Gib bitte aus dem Interviewauszug über die israelische Gesellschaft weiter unten den Abschnitt zwischen „Moshe Zuckermann: Die Verfaßtheit“ und „der gegenwärtigen Regierung?“ wortgetreu wieder, beide Stellen eingeschlossen.

# [AUSGEWÄHLTER AUSZUG]
____________
Wie wirkt sich diese Ideologie auf die Verfasstheit der israelischen Gesellschaft aus?

Moshe Zuckermann: Die Verfaßtheit der gegenwärtigen israelischen Gesellschaft ist weitgehend durch den Umstand geprägt, daß die seit 1967 bestehende und entwickelte Okkuption der palästinensischen Territorien zum integralen Bestandteil des Selbstverständnisses des zionistischen Staates geronnen ist. Das bedeutet zunächst und vor allem, daß eine politische, mithin friedliche Lösung des Konflikts mit den Palästinensern weitgehend blockiert ist. Und das genau will und wollte schon seit Jahrzehnten die israelische Politik.

Welchen Einfluss haben orthodoxe Strömungen des Judentums auf das Handeln der gegenwärtigen Regierung?

Moshe Zuckermann: Die orthodoxen sowie die nationalreligiösen Strömungen sind heute die Koalitionspartner Netanjahus, die er auch als seine „natürlichen Verbündete“ bezeichnet. So besehen, beeinflussen sie das Handeln der gegenwärtigen Regierung maßgeblich. Die orthodoxen Parteien – indem sie Unsummen an Gelder zur Finanzierung ihrer sektorialen Interessen ergattert haben. Die Nationalreligiösen – indem sie ihre Okkupationspolitik noch weiter und radikaler fördern können, als bisher. Die orthodoxen wie nationalreligiösen Parteien sind allesamt rechts bis rechtradikal ausgerichtet.
____________
# [DATENZEILEN]
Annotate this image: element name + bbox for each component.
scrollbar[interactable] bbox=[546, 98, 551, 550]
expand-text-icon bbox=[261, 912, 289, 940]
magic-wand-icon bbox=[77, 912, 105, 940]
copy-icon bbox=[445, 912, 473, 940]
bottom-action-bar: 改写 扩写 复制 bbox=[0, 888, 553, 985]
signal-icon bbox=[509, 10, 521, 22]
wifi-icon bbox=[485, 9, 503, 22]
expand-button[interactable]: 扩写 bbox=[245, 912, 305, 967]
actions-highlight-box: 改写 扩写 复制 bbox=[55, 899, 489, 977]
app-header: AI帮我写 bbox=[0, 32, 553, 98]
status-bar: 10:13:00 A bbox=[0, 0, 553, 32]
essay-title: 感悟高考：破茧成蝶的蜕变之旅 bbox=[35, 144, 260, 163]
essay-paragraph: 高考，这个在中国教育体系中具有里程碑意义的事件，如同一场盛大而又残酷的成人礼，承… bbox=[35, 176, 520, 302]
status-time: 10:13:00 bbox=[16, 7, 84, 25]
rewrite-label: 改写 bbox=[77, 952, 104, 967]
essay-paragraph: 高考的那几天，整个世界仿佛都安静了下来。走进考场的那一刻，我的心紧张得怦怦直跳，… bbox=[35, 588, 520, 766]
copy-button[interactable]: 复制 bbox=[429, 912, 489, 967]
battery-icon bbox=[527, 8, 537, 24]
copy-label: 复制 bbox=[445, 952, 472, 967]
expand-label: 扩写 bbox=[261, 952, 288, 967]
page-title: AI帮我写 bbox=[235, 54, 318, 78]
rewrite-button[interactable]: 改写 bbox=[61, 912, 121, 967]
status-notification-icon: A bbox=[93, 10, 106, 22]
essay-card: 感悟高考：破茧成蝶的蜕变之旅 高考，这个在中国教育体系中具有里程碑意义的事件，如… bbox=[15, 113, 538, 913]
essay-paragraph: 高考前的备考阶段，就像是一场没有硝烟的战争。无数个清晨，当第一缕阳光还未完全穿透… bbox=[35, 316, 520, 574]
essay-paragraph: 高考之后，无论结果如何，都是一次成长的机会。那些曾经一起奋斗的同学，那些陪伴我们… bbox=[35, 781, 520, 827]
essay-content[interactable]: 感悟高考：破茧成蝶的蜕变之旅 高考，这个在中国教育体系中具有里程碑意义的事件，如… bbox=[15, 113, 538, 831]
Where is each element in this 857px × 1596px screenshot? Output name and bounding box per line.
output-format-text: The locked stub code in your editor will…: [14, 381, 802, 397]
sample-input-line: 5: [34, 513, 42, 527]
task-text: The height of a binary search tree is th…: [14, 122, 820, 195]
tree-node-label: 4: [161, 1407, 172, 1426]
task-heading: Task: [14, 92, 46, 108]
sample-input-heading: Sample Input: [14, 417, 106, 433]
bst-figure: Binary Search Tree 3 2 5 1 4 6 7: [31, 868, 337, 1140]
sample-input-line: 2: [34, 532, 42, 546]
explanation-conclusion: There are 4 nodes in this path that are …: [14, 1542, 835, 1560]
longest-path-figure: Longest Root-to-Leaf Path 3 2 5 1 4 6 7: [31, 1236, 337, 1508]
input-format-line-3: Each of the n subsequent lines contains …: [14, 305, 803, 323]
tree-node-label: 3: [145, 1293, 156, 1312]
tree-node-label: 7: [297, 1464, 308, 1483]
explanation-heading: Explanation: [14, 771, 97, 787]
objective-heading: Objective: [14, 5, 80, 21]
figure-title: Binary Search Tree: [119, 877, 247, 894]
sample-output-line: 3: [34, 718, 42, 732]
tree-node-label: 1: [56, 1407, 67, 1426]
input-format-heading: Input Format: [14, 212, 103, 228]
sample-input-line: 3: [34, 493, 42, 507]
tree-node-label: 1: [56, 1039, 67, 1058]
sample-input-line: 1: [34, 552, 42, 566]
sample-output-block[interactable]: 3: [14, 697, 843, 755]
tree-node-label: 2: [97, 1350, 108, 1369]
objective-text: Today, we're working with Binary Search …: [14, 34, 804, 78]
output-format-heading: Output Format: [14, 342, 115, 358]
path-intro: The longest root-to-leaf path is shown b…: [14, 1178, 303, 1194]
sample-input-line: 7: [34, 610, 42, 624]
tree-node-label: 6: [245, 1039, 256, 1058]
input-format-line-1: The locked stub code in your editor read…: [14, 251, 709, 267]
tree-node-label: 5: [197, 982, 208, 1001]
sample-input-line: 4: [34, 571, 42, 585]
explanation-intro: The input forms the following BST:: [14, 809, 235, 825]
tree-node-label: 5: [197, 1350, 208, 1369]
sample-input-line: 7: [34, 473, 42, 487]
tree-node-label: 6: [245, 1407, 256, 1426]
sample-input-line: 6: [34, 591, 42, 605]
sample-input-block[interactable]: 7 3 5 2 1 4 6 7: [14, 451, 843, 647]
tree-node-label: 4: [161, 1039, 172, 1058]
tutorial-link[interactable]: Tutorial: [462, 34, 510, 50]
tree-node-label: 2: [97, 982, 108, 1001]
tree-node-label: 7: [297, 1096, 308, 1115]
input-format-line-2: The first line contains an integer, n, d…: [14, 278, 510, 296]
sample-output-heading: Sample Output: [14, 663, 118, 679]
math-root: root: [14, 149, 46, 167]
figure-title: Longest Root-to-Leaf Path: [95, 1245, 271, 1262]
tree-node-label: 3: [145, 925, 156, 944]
____________
# [ERGEBNIS UNTEN]
Moshe Zuckermann: Die Verfaßtheit der gegenwärtigen israelischen Gesellschaft ist weitgehend durch den Umstand geprägt, daß die seit 1967 bestehende und entwickelte Okkuption der palästinensischen Territorien zum integralen Bestandteil des Selbstverständnisses des zionistischen Staates geronnen ist. Das bedeutet zunächst und vor allem, daß eine politische, mithin friedliche Lösung des Konflikts mit den Palästinensern weitgehend blockiert ist. Und das genau will und wollte schon seit Jahrzehnten die israelische Politik.

Welchen Einfluss haben orthodoxe Strömungen des Judentums auf das Handeln der gegenwärtigen Regierung?